Work to be completed - Copy each line of the records that holds the string "tulit".

Record set -

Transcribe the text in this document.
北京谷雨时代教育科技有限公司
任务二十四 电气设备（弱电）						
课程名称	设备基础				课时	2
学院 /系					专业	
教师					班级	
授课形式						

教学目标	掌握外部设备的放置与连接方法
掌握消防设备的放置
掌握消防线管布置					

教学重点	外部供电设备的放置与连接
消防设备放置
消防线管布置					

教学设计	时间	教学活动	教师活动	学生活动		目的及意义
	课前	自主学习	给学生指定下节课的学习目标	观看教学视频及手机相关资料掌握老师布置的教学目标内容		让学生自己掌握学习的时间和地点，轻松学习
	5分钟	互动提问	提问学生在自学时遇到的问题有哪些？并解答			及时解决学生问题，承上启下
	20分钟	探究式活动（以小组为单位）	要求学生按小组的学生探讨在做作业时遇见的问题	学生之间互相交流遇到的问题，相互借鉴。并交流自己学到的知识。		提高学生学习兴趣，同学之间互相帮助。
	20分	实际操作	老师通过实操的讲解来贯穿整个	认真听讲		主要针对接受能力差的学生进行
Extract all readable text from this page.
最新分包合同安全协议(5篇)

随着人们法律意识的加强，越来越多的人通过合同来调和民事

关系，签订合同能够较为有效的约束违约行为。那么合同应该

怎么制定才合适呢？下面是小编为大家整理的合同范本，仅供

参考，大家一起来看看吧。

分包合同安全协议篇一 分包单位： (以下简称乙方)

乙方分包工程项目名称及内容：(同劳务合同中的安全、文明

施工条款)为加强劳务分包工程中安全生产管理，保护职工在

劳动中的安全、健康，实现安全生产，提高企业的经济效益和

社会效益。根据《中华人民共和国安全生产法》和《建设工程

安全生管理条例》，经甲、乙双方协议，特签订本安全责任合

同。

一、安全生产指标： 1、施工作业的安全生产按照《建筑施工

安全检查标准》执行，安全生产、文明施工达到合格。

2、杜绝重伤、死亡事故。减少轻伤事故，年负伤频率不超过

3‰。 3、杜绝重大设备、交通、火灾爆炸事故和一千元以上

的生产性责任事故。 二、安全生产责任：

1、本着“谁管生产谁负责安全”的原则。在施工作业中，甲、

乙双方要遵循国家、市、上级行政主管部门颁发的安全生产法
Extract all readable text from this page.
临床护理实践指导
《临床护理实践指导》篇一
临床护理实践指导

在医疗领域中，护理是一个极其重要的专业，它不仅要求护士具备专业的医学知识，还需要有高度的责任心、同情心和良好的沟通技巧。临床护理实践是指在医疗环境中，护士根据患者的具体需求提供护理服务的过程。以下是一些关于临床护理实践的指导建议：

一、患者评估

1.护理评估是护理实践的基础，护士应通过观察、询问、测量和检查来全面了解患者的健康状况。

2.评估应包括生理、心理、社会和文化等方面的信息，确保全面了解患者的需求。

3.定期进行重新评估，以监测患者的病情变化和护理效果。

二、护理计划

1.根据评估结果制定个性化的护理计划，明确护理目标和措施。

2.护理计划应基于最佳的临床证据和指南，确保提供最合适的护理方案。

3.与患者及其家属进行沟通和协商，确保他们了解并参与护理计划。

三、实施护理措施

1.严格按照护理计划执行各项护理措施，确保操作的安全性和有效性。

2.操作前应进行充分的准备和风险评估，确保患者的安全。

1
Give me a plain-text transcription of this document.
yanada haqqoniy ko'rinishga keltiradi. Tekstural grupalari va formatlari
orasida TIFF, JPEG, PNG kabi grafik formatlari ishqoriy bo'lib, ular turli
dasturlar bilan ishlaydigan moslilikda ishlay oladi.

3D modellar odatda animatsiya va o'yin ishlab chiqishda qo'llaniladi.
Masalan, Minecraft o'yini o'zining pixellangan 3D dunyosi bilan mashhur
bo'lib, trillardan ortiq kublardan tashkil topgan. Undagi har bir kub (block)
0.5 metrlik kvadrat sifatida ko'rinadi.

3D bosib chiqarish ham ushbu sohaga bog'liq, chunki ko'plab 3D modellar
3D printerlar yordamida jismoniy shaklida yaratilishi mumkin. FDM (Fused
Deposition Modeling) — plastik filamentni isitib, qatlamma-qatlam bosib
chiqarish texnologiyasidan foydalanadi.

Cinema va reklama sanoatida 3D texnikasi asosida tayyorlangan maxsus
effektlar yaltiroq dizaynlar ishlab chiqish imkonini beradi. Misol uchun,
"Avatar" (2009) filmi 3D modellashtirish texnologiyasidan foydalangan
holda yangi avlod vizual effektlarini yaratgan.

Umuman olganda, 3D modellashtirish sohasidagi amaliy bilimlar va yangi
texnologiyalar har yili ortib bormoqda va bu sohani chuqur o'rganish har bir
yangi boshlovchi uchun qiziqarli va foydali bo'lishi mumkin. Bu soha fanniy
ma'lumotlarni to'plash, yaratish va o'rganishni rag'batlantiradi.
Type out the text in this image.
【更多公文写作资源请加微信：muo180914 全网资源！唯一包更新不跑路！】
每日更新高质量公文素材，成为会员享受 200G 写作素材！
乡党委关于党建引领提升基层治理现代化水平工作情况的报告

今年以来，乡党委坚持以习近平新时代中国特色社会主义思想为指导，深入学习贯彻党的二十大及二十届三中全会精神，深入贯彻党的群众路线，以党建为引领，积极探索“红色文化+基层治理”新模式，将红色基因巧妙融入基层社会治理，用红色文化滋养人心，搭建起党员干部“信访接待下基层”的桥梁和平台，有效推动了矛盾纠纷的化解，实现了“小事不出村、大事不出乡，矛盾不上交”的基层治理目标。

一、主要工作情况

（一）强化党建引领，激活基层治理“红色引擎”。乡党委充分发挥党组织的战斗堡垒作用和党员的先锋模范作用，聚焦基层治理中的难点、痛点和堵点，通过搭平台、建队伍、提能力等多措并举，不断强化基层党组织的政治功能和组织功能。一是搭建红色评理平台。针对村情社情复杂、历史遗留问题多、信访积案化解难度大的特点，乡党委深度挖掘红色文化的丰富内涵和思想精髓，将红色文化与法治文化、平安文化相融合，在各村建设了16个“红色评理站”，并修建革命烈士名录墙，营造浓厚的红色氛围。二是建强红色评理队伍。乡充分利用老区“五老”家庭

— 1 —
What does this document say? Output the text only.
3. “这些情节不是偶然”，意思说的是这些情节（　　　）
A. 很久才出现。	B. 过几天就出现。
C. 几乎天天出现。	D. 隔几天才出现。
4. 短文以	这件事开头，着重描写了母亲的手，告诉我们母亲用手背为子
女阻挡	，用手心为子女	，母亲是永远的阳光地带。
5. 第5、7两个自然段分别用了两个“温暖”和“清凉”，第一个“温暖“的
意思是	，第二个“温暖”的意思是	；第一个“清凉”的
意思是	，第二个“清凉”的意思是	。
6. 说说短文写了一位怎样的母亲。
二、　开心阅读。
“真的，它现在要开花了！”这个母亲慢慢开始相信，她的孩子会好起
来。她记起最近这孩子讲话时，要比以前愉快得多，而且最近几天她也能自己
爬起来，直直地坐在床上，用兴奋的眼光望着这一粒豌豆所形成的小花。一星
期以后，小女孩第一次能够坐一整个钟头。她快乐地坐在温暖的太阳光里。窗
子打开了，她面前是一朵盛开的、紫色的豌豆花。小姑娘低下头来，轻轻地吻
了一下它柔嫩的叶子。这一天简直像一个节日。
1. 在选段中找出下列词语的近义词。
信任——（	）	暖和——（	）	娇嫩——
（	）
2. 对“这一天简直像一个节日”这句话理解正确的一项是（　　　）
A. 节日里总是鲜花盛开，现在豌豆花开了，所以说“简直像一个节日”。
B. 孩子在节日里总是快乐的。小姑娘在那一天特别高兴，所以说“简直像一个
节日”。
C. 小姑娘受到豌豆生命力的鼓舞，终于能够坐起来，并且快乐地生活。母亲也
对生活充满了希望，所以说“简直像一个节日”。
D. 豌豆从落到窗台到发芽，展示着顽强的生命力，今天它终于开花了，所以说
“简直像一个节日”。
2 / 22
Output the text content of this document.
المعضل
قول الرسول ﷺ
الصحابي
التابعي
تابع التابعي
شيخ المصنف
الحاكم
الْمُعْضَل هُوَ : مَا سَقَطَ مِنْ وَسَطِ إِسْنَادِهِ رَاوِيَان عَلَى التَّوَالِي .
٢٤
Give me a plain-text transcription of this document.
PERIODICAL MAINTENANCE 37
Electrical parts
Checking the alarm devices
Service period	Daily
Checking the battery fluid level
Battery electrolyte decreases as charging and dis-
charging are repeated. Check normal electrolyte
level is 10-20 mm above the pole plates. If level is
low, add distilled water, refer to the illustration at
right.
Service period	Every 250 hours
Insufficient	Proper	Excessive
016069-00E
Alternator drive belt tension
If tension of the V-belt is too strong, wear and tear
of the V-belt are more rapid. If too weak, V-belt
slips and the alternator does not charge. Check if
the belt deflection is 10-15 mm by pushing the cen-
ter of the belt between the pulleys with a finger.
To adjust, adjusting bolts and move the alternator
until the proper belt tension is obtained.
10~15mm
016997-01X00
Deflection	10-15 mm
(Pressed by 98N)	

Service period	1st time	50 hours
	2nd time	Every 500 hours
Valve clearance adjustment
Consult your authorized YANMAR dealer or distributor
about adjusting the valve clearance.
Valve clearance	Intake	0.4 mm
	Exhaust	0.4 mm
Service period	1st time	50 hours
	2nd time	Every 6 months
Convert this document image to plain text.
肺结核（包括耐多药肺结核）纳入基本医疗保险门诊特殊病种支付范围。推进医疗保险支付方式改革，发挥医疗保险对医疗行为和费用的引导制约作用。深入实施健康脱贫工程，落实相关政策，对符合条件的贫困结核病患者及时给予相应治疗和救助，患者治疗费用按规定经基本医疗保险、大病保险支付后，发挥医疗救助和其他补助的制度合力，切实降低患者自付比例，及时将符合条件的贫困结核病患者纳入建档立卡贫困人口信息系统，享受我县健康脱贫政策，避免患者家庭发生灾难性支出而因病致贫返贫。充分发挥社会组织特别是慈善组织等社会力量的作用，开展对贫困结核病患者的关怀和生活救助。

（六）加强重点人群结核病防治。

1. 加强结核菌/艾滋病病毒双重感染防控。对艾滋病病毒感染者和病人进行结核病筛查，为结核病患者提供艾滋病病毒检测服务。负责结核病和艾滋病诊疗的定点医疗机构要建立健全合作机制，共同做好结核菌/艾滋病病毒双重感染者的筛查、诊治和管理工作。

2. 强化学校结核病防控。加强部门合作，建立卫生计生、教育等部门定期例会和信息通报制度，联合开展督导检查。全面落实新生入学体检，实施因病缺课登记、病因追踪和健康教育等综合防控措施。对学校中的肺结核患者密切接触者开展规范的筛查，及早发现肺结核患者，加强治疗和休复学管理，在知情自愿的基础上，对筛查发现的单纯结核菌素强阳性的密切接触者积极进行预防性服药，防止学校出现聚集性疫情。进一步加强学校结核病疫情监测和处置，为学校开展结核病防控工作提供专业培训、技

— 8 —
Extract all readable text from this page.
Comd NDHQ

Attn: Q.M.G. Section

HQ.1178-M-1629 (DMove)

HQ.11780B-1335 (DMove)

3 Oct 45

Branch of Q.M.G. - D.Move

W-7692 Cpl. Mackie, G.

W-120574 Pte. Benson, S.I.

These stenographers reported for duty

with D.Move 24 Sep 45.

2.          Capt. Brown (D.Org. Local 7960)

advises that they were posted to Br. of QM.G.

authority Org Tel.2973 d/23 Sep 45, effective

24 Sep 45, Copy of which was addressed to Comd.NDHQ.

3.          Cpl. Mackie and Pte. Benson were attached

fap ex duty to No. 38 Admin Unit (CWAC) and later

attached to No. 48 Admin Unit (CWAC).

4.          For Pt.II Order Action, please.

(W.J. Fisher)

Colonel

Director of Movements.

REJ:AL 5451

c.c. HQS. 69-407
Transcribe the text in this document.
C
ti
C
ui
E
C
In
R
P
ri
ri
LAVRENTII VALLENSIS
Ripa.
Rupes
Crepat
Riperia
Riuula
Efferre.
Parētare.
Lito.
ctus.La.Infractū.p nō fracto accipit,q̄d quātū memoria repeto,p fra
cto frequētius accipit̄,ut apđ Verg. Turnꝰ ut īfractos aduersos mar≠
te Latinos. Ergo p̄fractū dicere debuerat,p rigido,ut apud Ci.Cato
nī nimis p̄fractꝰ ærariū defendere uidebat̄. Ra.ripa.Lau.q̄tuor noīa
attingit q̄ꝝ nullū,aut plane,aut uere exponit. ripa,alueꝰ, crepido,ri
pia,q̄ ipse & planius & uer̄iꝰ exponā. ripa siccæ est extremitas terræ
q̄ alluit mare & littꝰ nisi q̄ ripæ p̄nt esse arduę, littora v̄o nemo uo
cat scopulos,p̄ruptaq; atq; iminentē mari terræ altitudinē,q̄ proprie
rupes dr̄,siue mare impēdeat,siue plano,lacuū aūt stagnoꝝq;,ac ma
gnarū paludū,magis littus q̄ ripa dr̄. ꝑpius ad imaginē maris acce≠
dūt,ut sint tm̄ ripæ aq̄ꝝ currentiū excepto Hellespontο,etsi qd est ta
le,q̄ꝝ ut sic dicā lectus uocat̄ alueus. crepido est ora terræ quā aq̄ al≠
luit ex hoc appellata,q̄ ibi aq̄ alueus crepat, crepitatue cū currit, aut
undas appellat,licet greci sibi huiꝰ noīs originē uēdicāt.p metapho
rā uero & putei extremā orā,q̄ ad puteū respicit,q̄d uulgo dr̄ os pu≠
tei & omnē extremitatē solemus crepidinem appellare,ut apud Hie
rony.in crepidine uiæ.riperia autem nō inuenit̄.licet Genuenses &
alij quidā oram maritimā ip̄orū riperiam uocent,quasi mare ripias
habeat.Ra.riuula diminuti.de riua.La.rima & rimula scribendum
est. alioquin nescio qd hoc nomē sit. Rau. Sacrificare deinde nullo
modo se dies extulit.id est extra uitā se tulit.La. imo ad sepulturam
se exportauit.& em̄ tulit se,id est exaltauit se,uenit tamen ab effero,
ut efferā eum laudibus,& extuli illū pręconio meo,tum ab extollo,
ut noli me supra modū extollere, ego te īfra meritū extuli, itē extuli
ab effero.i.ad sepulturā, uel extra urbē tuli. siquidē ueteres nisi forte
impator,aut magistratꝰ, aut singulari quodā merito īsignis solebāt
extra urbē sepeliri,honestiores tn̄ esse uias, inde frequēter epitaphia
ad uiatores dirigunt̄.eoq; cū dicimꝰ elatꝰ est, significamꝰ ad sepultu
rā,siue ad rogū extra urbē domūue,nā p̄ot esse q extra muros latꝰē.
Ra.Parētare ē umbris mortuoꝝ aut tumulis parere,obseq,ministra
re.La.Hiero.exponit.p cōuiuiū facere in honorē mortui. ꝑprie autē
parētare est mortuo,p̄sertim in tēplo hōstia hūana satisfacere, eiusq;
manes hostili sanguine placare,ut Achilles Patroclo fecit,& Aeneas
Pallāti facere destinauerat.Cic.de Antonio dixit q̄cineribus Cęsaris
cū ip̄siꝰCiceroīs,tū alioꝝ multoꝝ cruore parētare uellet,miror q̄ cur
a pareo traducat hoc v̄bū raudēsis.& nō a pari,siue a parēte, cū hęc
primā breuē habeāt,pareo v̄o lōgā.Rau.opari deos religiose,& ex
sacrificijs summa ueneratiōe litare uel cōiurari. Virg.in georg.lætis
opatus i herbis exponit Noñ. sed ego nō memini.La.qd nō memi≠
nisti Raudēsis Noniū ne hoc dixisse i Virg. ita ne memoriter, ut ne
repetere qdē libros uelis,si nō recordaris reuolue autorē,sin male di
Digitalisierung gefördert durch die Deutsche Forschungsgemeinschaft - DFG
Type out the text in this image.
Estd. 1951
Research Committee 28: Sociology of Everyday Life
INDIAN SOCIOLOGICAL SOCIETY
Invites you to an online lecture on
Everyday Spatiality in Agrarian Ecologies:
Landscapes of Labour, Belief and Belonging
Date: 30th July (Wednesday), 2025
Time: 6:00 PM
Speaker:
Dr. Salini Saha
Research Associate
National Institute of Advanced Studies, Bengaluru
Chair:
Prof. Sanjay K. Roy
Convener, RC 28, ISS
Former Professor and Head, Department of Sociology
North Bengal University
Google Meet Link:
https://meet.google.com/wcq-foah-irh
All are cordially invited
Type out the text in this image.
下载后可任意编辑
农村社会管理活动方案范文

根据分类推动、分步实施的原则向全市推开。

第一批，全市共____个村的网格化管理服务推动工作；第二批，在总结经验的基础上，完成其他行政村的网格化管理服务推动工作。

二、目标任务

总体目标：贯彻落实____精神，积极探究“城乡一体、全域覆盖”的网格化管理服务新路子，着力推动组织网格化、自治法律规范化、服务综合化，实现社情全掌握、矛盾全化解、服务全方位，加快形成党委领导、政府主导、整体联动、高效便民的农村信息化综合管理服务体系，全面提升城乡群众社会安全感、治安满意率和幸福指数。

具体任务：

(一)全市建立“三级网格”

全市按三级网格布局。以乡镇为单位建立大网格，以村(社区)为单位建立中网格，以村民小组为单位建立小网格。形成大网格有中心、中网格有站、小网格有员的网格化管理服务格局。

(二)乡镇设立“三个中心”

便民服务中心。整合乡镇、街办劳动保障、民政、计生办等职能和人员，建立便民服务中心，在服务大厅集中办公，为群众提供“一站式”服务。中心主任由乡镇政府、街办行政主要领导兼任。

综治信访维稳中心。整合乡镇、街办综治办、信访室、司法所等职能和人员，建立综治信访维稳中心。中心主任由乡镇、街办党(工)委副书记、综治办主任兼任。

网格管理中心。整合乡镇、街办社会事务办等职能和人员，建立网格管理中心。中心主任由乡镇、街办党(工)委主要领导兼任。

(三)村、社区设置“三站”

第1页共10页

Response -
modo se dies extulit.id est extra uitā se tulit.La. imo ad sepulturam
se exportauit.& em̄ tulit se,id est exaltauit se,uenit tamen ab effero,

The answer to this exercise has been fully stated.